◆ **What you need to do**
Copy every line of the listing that holds the string "Ctrl".

* begin Provided entries *

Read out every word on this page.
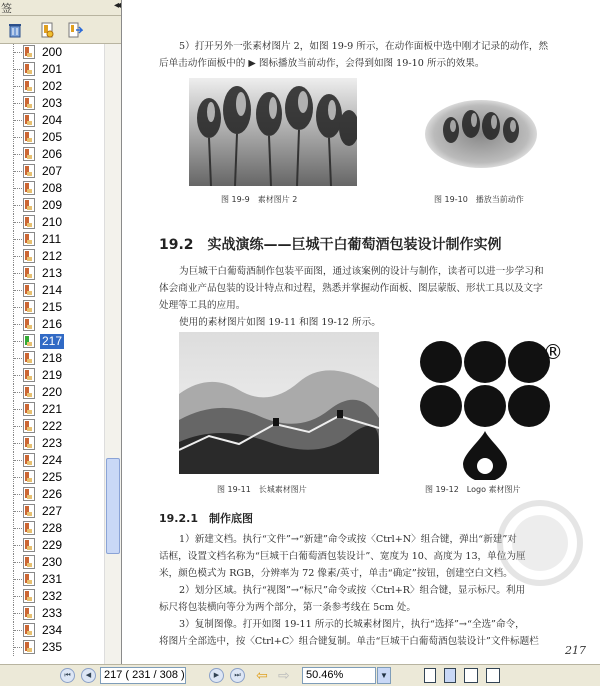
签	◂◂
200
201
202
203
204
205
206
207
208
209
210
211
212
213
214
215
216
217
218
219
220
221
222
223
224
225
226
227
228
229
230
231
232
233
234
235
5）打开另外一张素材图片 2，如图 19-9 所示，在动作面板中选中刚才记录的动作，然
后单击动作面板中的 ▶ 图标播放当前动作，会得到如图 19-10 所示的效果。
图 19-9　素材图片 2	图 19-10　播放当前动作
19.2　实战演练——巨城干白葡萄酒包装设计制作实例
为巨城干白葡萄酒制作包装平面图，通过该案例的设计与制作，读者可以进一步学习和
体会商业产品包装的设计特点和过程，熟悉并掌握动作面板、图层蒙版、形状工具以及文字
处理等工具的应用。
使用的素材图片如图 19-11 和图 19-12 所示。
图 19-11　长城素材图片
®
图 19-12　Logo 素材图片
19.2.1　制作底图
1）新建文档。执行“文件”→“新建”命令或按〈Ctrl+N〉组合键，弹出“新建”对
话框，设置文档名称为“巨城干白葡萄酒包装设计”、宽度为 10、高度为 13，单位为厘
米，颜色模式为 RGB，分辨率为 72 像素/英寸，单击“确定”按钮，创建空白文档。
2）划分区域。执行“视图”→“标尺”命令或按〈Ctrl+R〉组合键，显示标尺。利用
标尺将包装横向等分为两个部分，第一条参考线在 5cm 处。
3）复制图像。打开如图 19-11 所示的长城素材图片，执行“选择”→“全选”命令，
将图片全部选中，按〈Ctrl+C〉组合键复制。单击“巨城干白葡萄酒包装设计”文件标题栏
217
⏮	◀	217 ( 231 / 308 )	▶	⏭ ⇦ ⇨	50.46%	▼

* end Provided entries *

◆ **Exercise solution**
1）新建文档。执行“文件”→“新建”命令或按〈Ctrl+N〉组合键，弹出“新建”对
2）划分区域。执行“视图”→“标尺”命令或按〈Ctrl+R〉组合键，显示标尺。利用
将图片全部选中，按〈Ctrl+C〉组合键复制。单击“巨城干白葡萄酒包装设计”文件标题栏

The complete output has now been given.